:: Records from a collection ::
◇ ◇ ◇

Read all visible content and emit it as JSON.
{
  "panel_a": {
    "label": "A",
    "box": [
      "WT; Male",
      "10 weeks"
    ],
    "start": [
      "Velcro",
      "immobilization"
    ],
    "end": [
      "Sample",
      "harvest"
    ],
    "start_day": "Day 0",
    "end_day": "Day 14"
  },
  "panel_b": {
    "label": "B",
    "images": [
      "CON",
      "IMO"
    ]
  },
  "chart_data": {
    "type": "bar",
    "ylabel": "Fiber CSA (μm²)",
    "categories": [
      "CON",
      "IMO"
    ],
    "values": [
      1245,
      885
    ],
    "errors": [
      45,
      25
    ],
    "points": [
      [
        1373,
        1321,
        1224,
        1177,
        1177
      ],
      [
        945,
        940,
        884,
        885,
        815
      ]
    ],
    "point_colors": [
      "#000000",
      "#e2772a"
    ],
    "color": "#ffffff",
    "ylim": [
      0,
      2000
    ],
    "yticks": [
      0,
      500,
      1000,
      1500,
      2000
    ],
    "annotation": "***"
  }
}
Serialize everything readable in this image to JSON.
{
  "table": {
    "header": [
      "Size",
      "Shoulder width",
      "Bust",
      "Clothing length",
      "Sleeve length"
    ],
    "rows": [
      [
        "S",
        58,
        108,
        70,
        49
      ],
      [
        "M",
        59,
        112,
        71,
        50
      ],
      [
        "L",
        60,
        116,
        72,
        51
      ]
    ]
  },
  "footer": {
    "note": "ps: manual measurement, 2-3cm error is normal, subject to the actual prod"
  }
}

◇ ◇ ◇

Every record above should be output exactly.

:: SOLUTION TO THE EXERCISE ::
Read all visible content and emit it as JSON.
{
  "panel_a": {
    "label": "A",
    "box": [
      "WT; Male",
      "10 weeks"
    ],
    "start": [
      "Velcro",
      "immobilization"
    ],
    "end": [
      "Sample",
      "harvest"
    ],
    "start_day": "Day 0",
    "end_day": "Day 14"
  },
  "panel_b": {
    "label": "B",
    "images": [
      "CON",
      "IMO"
    ]
  },
  "chart_data": {
    "type": "bar",
    "ylabel": "Fiber CSA (μm²)",
    "categories": [
      "CON",
      "IMO"
    ],
    "values": [
      1245,
      885
    ],
    "errors": [
      45,
      25
    ],
    "points": [
      [
        1373,
        1321,
        1224,
        1177,
        1177
      ],
      [
        945,
        940,
        884,
        885,
        815
      ]
    ],
    "point_colors": [
      "#000000",
      "#e2772a"
    ],
    "color": "#ffffff",
    "ylim": [
      0,
      2000
    ],
    "yticks": [
      0,
      500,
      1000,
      1500,
      2000
    ],
    "annotation": "***"
  }
}
Serialize everything readable in this image to JSON.
{
  "table": {
    "header": [
      "Size",
      "Shoulder width",
      "Bust",
      "Clothing length",
      "Sleeve length"
    ],
    "rows": [
      [
        "S",
        58,
        108,
        70,
        49
      ],
      [
        "M",
        59,
        112,
        71,
        50
      ],
      [
        "L",
        60,
        116,
        72,
        51
      ]
    ]
  },
  "footer": {
    "note": "ps: manual measurement, 2-3cm error is normal, subject to the actual prod"
  }
}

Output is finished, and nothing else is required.